**Work task 1**.
Answer these questions using the biography of William Durland that appears below, ahead of the records:
(a) In what year did he graduate from Scarsdale High School?
(b) Which school awarded him a JD degree, and in what year?
(c) What religious body is he a member of?
**Work task 2**. Carry on the biography of William Durland, placed below ahead of the records, starting after its final sentence.

**Quoted passage**.
========

William Durland (born 1931) is a U.S. attorney, peace activist, author, educator and former member of the Virginia State Legislature.
He is married to Eugenia Smith Durland and they have one son. He also has three children from a former marriage. He is a member of the Religious Society of Friends (Quakers). He graduated from Scarsdale High School in 1949 and after college graduation he joined the National Security Agency as an intelligence analyst. He served in the U.S. Army Medical Service Corps from 1954 to 1957 overseas, and was a Captain in U.S. Army JAG Reserve from 1966 to 1968.

Education 

He received a Bachelor's degree from Bucknell University in 1953, and a JD degree from Georgetown Law School in 1959. In 1975 he earned an M.A. in Biblical Theology and Nonviolence from Notre Dame University and in 1977 he received a PhD. from Union Graduate School at Antioch College in Political and Religious Philosophy.

========

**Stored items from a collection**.

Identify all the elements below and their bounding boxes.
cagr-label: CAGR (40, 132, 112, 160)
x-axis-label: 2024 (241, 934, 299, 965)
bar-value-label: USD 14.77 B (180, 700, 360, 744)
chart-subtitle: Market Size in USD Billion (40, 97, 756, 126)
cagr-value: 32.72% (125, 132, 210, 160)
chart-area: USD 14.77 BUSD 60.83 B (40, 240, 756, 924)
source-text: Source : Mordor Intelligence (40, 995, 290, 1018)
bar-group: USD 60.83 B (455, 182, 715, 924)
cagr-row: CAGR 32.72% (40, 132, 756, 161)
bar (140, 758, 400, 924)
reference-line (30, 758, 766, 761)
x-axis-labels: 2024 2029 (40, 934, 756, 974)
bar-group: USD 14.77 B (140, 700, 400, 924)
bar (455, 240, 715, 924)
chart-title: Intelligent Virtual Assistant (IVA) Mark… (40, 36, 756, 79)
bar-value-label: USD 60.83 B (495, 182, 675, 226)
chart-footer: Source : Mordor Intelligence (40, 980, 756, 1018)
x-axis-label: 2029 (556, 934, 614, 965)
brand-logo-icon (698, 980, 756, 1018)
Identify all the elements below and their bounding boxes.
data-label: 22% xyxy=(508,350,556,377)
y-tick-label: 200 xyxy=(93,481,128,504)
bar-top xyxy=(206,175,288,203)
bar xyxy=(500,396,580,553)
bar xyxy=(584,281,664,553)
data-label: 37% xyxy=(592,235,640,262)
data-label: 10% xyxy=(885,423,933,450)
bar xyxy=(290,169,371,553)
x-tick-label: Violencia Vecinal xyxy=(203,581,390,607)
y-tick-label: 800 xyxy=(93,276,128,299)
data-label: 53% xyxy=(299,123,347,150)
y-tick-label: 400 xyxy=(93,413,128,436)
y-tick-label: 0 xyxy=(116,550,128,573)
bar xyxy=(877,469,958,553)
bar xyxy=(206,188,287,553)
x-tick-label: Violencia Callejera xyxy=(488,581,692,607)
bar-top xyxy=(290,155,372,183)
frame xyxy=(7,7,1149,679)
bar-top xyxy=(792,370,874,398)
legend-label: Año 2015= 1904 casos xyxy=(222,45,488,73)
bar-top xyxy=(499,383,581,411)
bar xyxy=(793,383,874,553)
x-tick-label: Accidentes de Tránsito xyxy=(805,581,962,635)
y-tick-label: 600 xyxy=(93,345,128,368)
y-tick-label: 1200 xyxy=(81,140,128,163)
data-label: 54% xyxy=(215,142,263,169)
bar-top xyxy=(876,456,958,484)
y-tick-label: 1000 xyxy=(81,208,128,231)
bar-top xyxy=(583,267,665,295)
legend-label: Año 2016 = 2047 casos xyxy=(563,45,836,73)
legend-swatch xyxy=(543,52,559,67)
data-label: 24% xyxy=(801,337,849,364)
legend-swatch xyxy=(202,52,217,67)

========

**Expected answer 1**.
(a) 1949
(b) Georgetown Law School, in 1959
(c) The Religious Society of Friends (Quakers)

**Expected answer 2**.
Political life 

William Durland served in the Virginia House of Delegates as a Democrat representing the 27th District (which at the time represented the County of Fairfax and the cities of Fairfax, Virginia and Falls Church, Virginia) from 1966–1969)

Durland was later elected as the Vice-Mayor and Council member of the Town of Cokedale, Colorado in 1990, and was elected as a member of the City Council of the city of Trinidad, Colorado in 1995.

Professional life 

William Durland has practiced in the areas of international, constitutional and human right laws for 58 years. He argued before the Supreme Court of the United States in the case of Goldfarb v. Virginia State Bar, .

Durland also has had a long history in education, teaching in the areas of Philosophy, History and Government, at Purdue University, Villanova University, the University of Notre Dame, and in the Colorado Community College System. He also taught peace and justice courses at Pendle Hill Quaker Study and Contemplation Center from 1985-1988.

Books authored 

William Durland has written several books on theology and Nonviolence including God or Nations Radial Theology for the Religious Peace Movement (1989), No King but Caesar (1975), People pay for peace: A military tax refusal guide for radical religious pacifists and people of conscience (1980), Ethical Issues. A Search for the Contemporary Conscience (1975), The apocalyptic witness: A radical calling for our own times (1988), and The illegality of war (1983).

Durland is also the author of more than 10 plays.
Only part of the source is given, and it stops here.